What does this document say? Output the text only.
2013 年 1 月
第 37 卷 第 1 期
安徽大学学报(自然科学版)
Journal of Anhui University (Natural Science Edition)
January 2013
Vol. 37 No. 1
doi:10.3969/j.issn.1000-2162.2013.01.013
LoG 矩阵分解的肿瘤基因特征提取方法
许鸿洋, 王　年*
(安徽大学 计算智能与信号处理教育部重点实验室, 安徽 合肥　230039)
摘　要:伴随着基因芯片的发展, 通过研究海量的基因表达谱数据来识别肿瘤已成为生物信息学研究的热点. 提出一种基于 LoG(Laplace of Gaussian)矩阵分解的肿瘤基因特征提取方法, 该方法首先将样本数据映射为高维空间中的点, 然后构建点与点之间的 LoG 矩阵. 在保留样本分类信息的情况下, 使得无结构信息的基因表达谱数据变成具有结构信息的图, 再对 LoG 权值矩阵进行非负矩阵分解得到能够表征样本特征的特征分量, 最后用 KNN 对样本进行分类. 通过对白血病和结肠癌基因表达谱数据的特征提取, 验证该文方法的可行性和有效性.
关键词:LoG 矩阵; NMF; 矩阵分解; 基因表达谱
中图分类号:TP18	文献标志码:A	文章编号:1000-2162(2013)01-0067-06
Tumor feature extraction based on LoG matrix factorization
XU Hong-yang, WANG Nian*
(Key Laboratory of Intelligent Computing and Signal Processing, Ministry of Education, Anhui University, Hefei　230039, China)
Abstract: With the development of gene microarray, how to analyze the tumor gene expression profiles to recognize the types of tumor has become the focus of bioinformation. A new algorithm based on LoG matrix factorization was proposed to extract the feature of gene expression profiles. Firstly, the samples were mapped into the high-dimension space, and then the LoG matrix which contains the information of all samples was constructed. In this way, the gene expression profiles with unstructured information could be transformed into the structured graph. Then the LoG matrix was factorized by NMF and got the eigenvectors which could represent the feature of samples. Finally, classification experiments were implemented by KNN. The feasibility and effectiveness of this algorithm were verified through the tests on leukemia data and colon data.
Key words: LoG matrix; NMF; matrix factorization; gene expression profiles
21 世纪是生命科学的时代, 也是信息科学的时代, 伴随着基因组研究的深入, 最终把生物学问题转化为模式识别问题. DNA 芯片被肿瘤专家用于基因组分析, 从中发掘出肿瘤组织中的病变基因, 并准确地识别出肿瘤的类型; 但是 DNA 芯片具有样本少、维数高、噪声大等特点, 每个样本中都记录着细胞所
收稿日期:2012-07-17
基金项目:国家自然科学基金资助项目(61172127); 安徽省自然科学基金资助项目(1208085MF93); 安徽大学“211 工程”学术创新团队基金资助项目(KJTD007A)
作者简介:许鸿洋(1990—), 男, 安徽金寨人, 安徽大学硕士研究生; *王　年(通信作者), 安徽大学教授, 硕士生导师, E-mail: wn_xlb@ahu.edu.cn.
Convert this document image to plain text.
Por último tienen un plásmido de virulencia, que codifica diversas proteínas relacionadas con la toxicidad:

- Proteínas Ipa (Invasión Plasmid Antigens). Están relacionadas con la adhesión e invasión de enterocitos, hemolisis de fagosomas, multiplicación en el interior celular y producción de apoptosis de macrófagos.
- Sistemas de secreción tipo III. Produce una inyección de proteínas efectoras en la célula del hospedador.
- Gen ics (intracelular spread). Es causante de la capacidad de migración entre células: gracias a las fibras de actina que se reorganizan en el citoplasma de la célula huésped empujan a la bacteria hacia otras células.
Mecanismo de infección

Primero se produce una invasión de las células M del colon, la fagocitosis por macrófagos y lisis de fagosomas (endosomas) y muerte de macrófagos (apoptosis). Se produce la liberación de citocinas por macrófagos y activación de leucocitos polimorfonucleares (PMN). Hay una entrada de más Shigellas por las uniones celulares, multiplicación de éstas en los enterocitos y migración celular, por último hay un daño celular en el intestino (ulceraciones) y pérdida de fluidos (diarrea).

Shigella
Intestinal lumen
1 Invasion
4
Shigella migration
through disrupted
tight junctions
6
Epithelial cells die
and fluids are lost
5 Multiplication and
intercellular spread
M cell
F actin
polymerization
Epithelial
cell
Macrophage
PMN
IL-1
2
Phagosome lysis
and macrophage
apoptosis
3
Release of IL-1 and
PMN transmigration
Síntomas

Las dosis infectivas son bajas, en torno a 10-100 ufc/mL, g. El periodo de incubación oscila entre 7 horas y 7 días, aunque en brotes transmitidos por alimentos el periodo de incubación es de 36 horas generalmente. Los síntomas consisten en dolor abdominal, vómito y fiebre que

== Work item ==
Among the lines above, return those that hold the word "矩阵分解的肿瘤基因特征提取方法".

== Response box ==
LoG 矩阵分解的肿瘤基因特征提取方法
摘　要:伴随着基因芯片的发展, 通过研究海量的基因表达谱数据来识别肿瘤已成为生物信息学研究的热点. 提出一种基于 LoG(Laplace of Gaussian)矩阵分解的肿瘤基因特征提取方法, 该方法首先将样本数据映射为高维空间中的点, 然后构建点与点之间的 LoG 矩阵. 在保留样本分类信息的情况下, 使得无结构信息的基因表达谱数据变成具有结构信息的图, 再对 LoG 权值矩阵进行非负矩阵分解得到能够表征样本特征的特征分量, 最后用 KNN 对样本进行分类. 通过对白血病和结肠癌基因表达谱数据的特征提取, 验证该文方法的可行性和有效性.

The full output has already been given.